Set exercise:
Exact reproduction of the data is required, with images excluded.

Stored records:
Begin

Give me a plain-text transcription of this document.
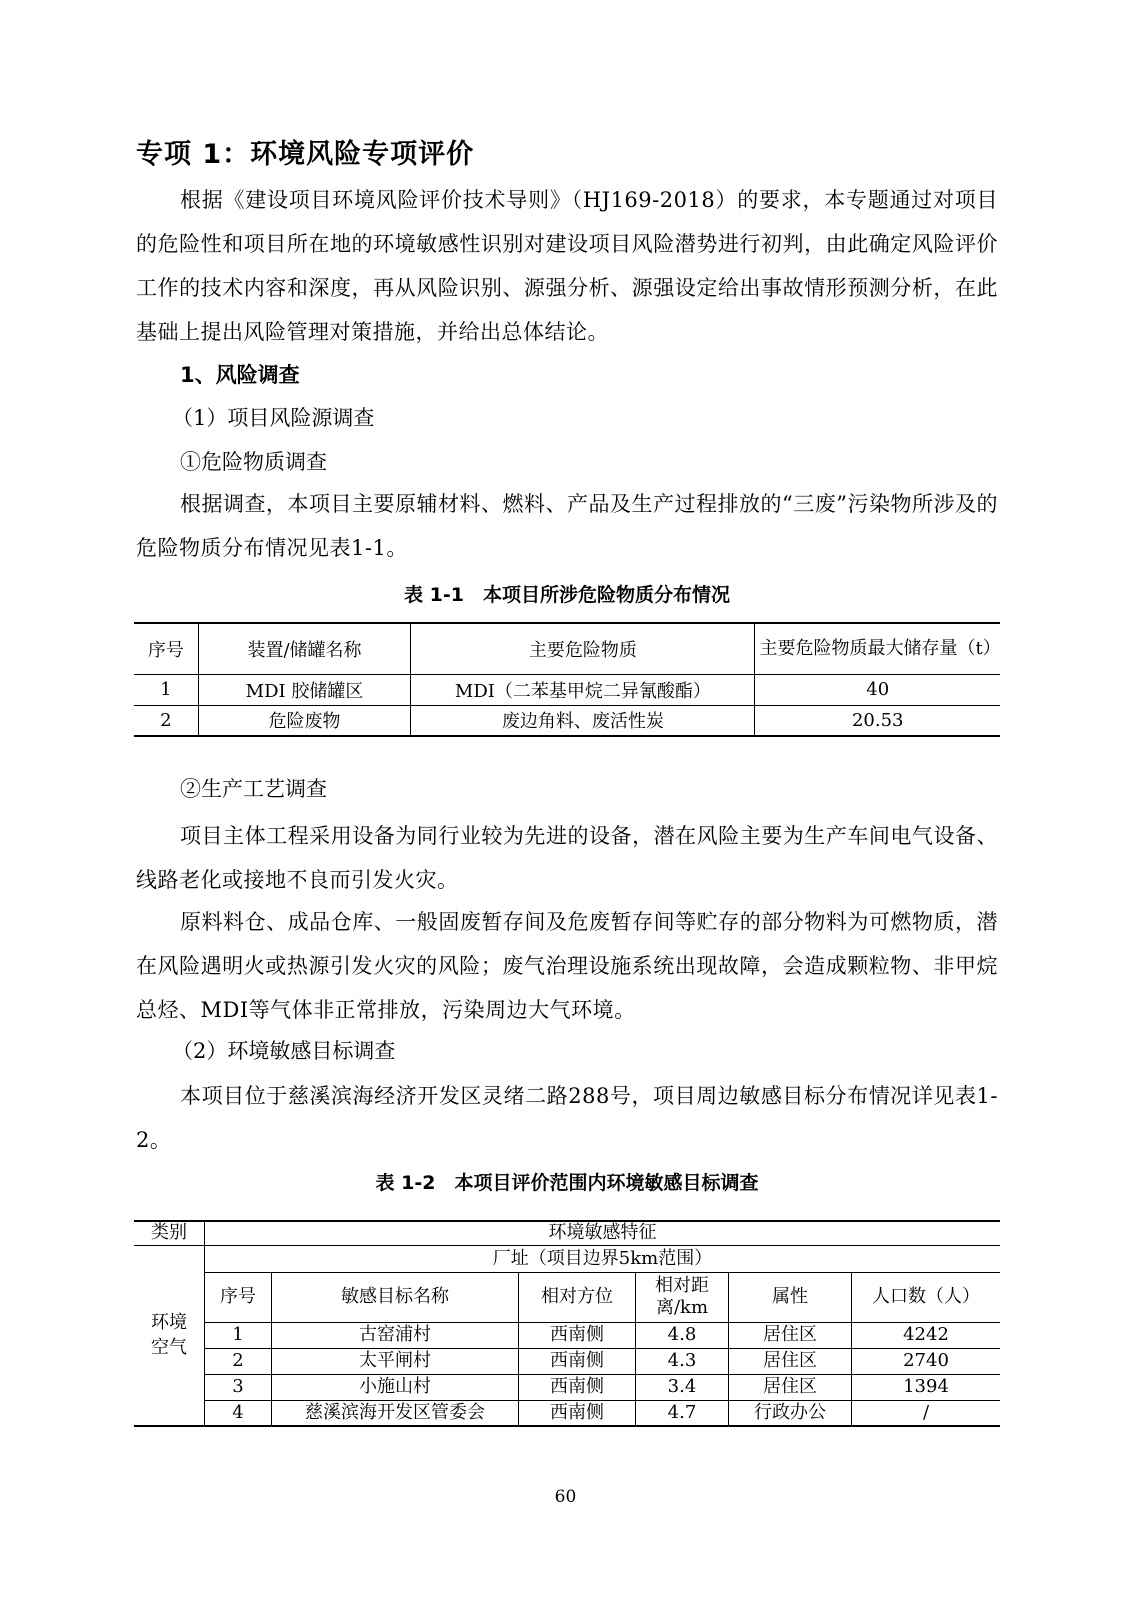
专项 1：环境风险专项评价
根据《建设项目环境风险评价技术导则》（HJ169-2018）的要求，本专题通过对项目的危险性和项目所在地的环境敏感性识别对建设项目风险潜势进行初判，由此确定风险评价工作的技术内容和深度，再从风险识别、源强分析、源强设定给出事故情形预测分析，在此基础上提出风险管理对策措施，并给出总体结论。
1、风险调查
（1）项目风险源调查
①危险物质调查
根据调查，本项目主要原辅材料、燃料、产品及生产过程排放的“三废”污染物所涉及的危险物质分布情况见表1-1。
表 1-1　本项目所涉危险物质分布情况
序号	装置/储罐名称	主要危险物质	主要危险物质最大储存量（t）
1	MDI 胶储罐区	MDI（二苯基甲烷二异氰酸酯）	40
2	危险废物	废边角料、废活性炭	20.53
②生产工艺调查
项目主体工程采用设备为同行业较为先进的设备，潜在风险主要为生产车间电气设备、线路老化或接地不良而引发火灾。
原料料仓、成品仓库、一般固废暂存间及危废暂存间等贮存的部分物料为可燃物质，潜在风险遇明火或热源引发火灾的风险；废气治理设施系统出现故障，会造成颗粒物、非甲烷总烃、MDI等气体非正常排放，污染周边大气环境。
（2）环境敏感目标调查
本项目位于慈溪滨海经济开发区灵绪二路288号，项目周边敏感目标分布情况详见表1-2。
表 1-2　本项目评价范围内环境敏感目标调查
类别	环境敏感特征					

环境空气	厂址（项目边界5km范围）					
	序号	敏感目标名称	相对方位	相对距离/km	属性	人口数（人）
	1	古窑浦村	西南侧	4.8	居住区	4242
	2	太平闸村	西南侧	4.3	居住区	2740
	3	小施山村	西南侧	3.4	居住区	1394
	4	慈溪滨海开发区管委会	西南侧	4.7	行政办公	/
60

End

Complete response:
Give me a plain-text transcription of this document.
专项 1：环境风险专项评价
根据《建设项目环境风险评价技术导则》（HJ169-2018）的要求，本专题通过对项目的危险性和项目所在地的环境敏感性识别对建设项目风险潜势进行初判，由此确定风险评价工作的技术内容和深度，再从风险识别、源强分析、源强设定给出事故情形预测分析，在此基础上提出风险管理对策措施，并给出总体结论。
1、风险调查
（1）项目风险源调查
①危险物质调查
根据调查，本项目主要原辅材料、燃料、产品及生产过程排放的“三废”污染物所涉及的危险物质分布情况见表1-1。
表 1-1　本项目所涉危险物质分布情况
序号	装置/储罐名称	主要危险物质	主要危险物质最大储存量（t）
1	MDI 胶储罐区	MDI（二苯基甲烷二异氰酸酯）	40
2	危险废物	废边角料、废活性炭	20.53
②生产工艺调查
项目主体工程采用设备为同行业较为先进的设备，潜在风险主要为生产车间电气设备、线路老化或接地不良而引发火灾。
原料料仓、成品仓库、一般固废暂存间及危废暂存间等贮存的部分物料为可燃物质，潜在风险遇明火或热源引发火灾的风险；废气治理设施系统出现故障，会造成颗粒物、非甲烷总烃、MDI等气体非正常排放，污染周边大气环境。
（2）环境敏感目标调查
本项目位于慈溪滨海经济开发区灵绪二路288号，项目周边敏感目标分布情况详见表1-2。
表 1-2　本项目评价范围内环境敏感目标调查
类别	环境敏感特征					

环境空气	厂址（项目边界5km范围）					
	序号	敏感目标名称	相对方位	相对距离/km	属性	人口数（人）
	1	古窑浦村	西南侧	4.8	居住区	4242
	2	太平闸村	西南侧	4.3	居住区	2740
	3	小施山村	西南侧	3.4	居住区	1394
	4	慈溪滨海开发区管委会	西南侧	4.7	行政办公	/
60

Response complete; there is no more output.